▸ Task prompt: Find each line holding "vàng" and copy it out.

▸ Provided data:
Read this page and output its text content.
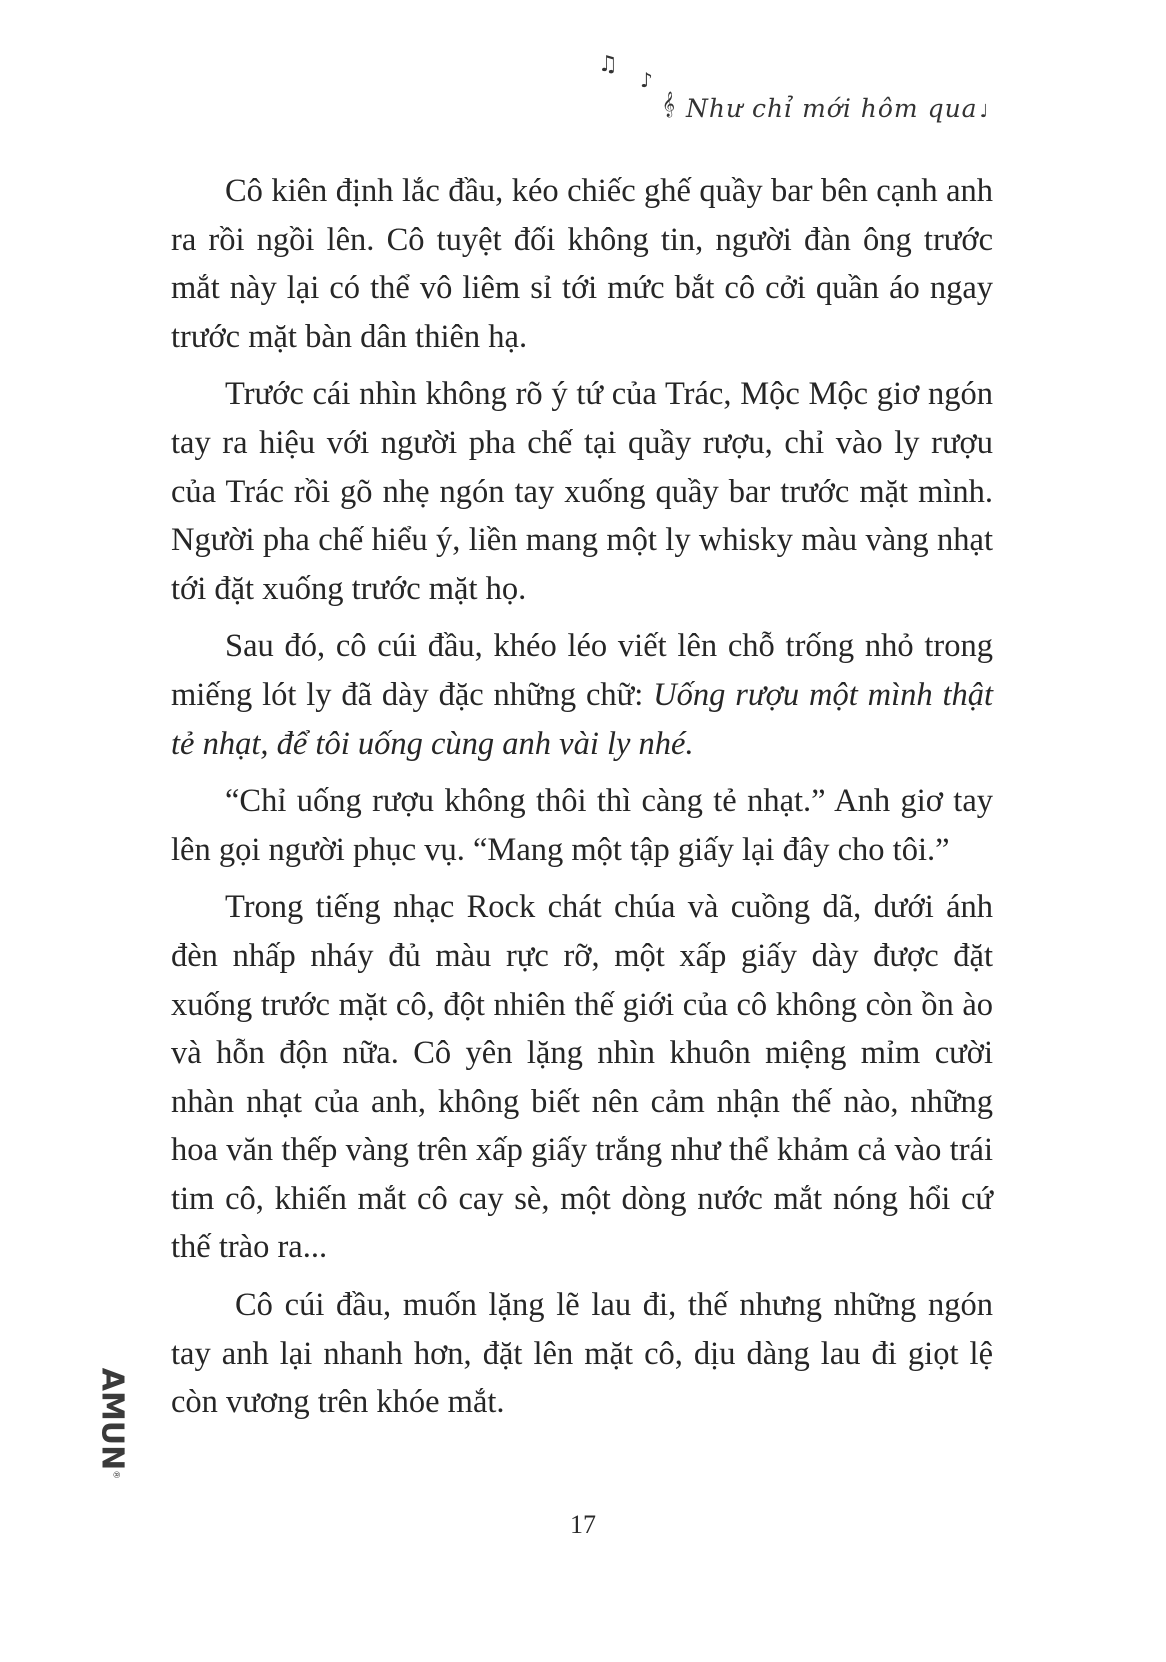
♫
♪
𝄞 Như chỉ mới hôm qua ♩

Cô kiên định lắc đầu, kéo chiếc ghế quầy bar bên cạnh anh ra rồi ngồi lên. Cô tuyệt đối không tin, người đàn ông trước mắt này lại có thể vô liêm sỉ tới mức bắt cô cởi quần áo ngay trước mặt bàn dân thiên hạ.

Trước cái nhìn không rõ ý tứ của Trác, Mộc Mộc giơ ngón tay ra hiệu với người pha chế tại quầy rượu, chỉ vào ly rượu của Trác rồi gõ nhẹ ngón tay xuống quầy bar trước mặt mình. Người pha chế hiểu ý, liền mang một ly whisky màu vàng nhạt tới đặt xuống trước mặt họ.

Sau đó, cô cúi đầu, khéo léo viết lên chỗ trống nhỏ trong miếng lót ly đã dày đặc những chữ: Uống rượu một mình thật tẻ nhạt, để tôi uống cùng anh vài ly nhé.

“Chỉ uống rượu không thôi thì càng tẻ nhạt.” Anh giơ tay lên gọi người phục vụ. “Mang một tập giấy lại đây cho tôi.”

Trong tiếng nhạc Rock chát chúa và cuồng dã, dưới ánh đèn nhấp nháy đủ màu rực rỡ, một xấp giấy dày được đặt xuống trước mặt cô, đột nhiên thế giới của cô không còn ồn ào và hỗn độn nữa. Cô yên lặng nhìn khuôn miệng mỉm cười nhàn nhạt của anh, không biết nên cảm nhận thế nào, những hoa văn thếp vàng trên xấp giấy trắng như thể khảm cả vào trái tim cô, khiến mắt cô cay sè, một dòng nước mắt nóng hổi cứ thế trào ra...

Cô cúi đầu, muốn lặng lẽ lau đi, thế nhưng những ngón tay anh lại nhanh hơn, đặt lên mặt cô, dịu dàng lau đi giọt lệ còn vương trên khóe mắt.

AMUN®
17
...
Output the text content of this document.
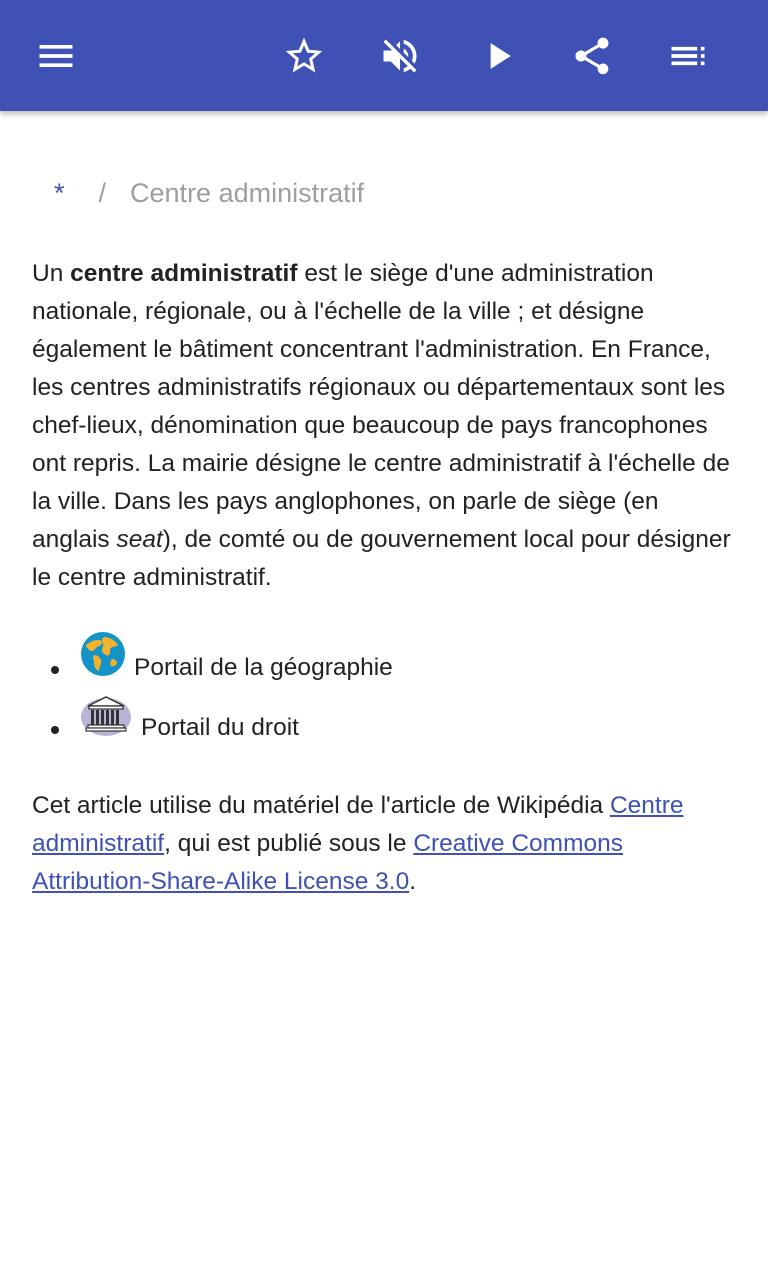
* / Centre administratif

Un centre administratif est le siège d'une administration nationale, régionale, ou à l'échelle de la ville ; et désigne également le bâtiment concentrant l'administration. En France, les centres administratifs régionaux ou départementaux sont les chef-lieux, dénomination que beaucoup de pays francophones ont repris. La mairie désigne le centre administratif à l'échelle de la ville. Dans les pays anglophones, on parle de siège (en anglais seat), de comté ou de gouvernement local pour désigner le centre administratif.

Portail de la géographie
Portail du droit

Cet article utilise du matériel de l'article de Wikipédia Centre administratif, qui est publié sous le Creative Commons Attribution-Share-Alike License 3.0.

▸ Written solution:
Trước cái nhìn không rõ ý tứ của Trác, Mộc Mộc giơ ngón tay ra hiệu với người pha chế tại quầy rượu, chỉ vào ly rượu của Trác rồi gõ nhẹ ngón tay xuống quầy bar trước mặt mình. Người pha chế hiểu ý, liền mang một ly whisky màu vàng nhạt tới đặt xuống trước mặt họ.
Trong tiếng nhạc Rock chát chúa và cuồng dã, dưới ánh đèn nhấp nháy đủ màu rực rỡ, một xấp giấy dày được đặt xuống trước mặt cô, đột nhiên thế giới của cô không còn ồn ào và hỗn độn nữa. Cô yên lặng nhìn khuôn miệng mỉm cười nhàn nhạt của anh, không biết nên cảm nhận thế nào, những hoa văn thếp vàng trên xấp giấy trắng như thể khảm cả vào trái tim cô, khiến mắt cô cay sè, một dòng nước mắt nóng hổi cứ thế trào ra...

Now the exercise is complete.